Written task →
Omit the pictures, please, and give each record below again exactly.

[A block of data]
= = = = = = =

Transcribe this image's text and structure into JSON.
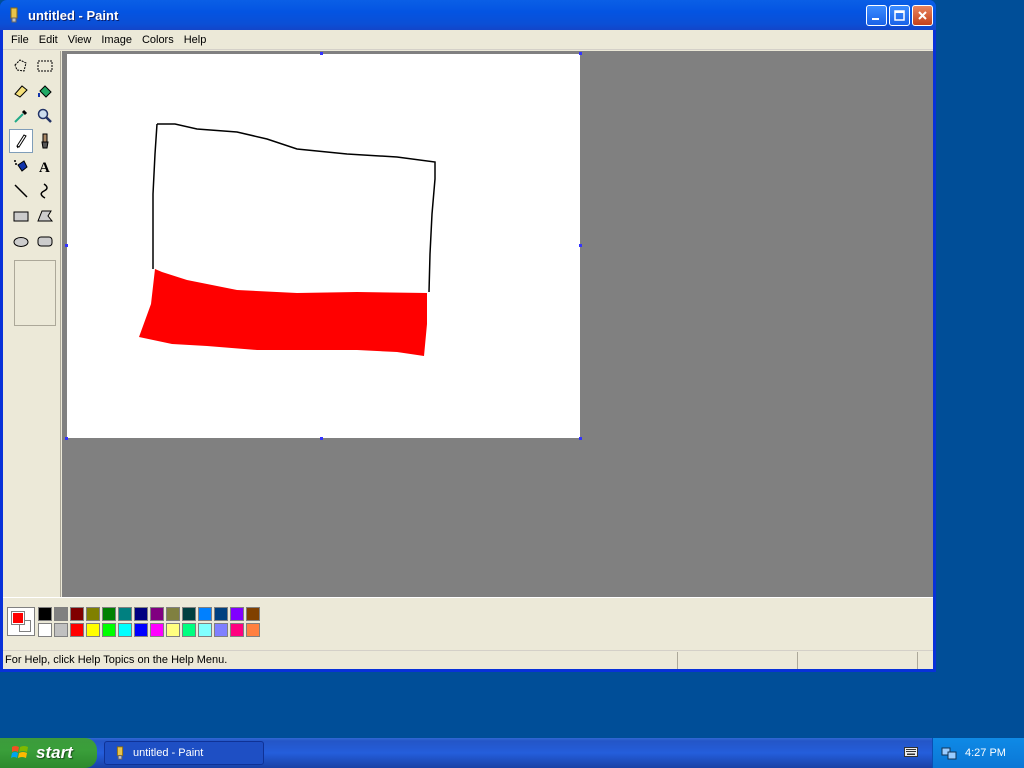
{
  "window": {
    "title": "untitled - Paint"
  },
  "menu": {
    "items": [
      "File",
      "Edit",
      "View",
      "Image",
      "Colors",
      "Help"
    ]
  },
  "tools": [
    "free-form-select",
    "select",
    "eraser",
    "fill",
    "pick-color",
    "magnifier",
    "pencil",
    "brush",
    "airbrush",
    "text",
    "line",
    "curve",
    "rectangle",
    "polygon",
    "ellipse",
    "rounded-rectangle"
  ],
  "selected_tool": "pencil",
  "palette": {
    "foreground": "#ff0000",
    "background": "#ffffff",
    "row1": [
      "#000000",
      "#808080",
      "#800000",
      "#808000",
      "#008000",
      "#008080",
      "#000080",
      "#800080",
      "#808040",
      "#004040",
      "#0080ff",
      "#004080",
      "#8000ff",
      "#804000"
    ],
    "row2": [
      "#ffffff",
      "#c0c0c0",
      "#ff0000",
      "#ffff00",
      "#00ff00",
      "#00ffff",
      "#0000ff",
      "#ff00ff",
      "#ffff80",
      "#00ff80",
      "#80ffff",
      "#8080ff",
      "#ff0080",
      "#ff8040"
    ]
  },
  "status": {
    "text": "For Help, click Help Topics on the Help Menu."
  },
  "taskbar": {
    "start_label": "start",
    "task_label": "untitled - Paint",
    "clock": "4:27 PM"
  }
}
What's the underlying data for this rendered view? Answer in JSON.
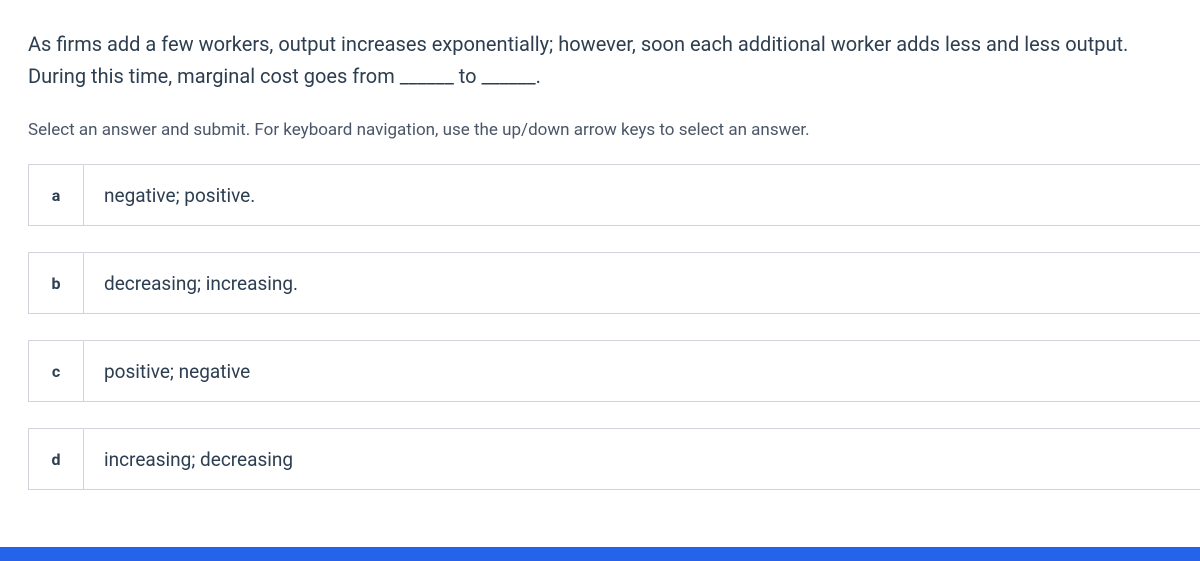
{
  "question": "As firms add a few workers, output increases exponentially; however, soon each additional worker adds less and less output. During this time, marginal cost goes from ______ to ______.",
  "instruction": "Select an answer and submit. For keyboard navigation, use the up/down arrow keys to select an answer.",
  "options": [
    {
      "letter": "a",
      "text": "negative; positive."
    },
    {
      "letter": "b",
      "text": "decreasing; increasing."
    },
    {
      "letter": "c",
      "text": "positive; negative"
    },
    {
      "letter": "d",
      "text": "increasing; decreasing"
    }
  ]
}
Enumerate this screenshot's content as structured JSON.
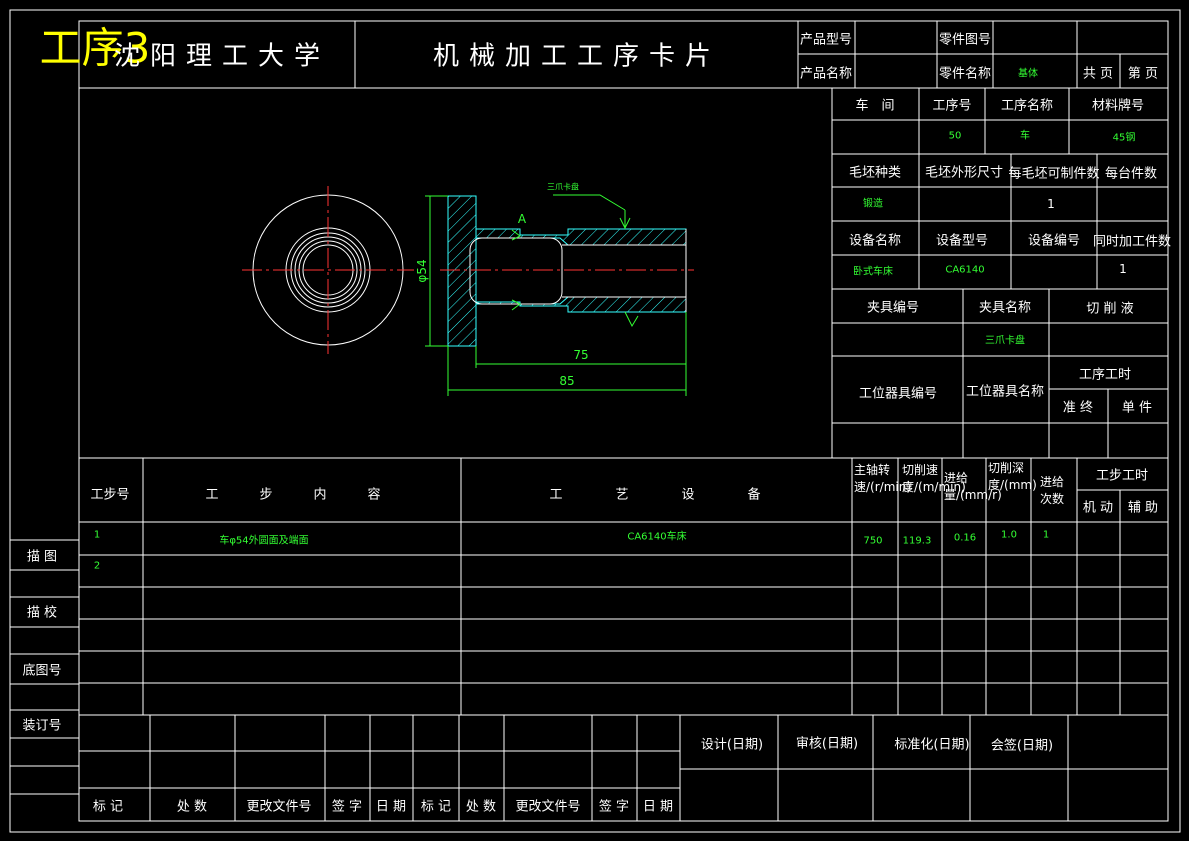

= = = = = = =

Problem solution →
Transcribe this image's text and structure into JSON.
{
  "window": {
    "title": "untitled - Paint"
  },
  "menu": {
    "items": [
      "File",
      "Edit",
      "View",
      "Image",
      "Colors",
      "Help"
    ]
  },
  "tools": [
    "free-form-select",
    "select",
    "eraser",
    "fill",
    "pick-color",
    "magnifier",
    "pencil",
    "brush",
    "airbrush",
    "text",
    "line",
    "curve",
    "rectangle",
    "polygon",
    "ellipse",
    "rounded-rectangle"
  ],
  "selected_tool": "pencil",
  "palette": {
    "foreground": "#ff0000",
    "background": "#ffffff",
    "row1": [
      "#000000",
      "#808080",
      "#800000",
      "#808000",
      "#008000",
      "#008080",
      "#000080",
      "#800080",
      "#808040",
      "#004040",
      "#0080ff",
      "#004080",
      "#8000ff",
      "#804000"
    ],
    "row2": [
      "#ffffff",
      "#c0c0c0",
      "#ff0000",
      "#ffff00",
      "#00ff00",
      "#00ffff",
      "#0000ff",
      "#ff00ff",
      "#ffff80",
      "#00ff80",
      "#80ffff",
      "#8080ff",
      "#ff0080",
      "#ff8040"
    ]
  },
  "status": {
    "text": "For Help, click Help Topics on the Help Menu."
  },
  "taskbar": {
    "start_label": "start",
    "task_label": "untitled - Paint",
    "clock": "4:27 PM"
  }
}
What's the underlying data for this rendered view? Answer in JSON.
{
  "question": "As firms add a few workers, output increases exponentially; however, soon each additional worker adds less and less output. During this time, marginal cost goes from ______ to ______.",
  "instruction": "Select an answer and submit. For keyboard navigation, use the up/down arrow keys to select an answer.",
  "options": [
    {
      "letter": "a",
      "text": "negative; positive."
    },
    {
      "letter": "b",
      "text": "decreasing; increasing."
    },
    {
      "letter": "c",
      "text": "positive; negative"
    },
    {
      "letter": "d",
      "text": "increasing; decreasing"
    }
  ]
}
Enumerate this screenshot's content as structured JSON.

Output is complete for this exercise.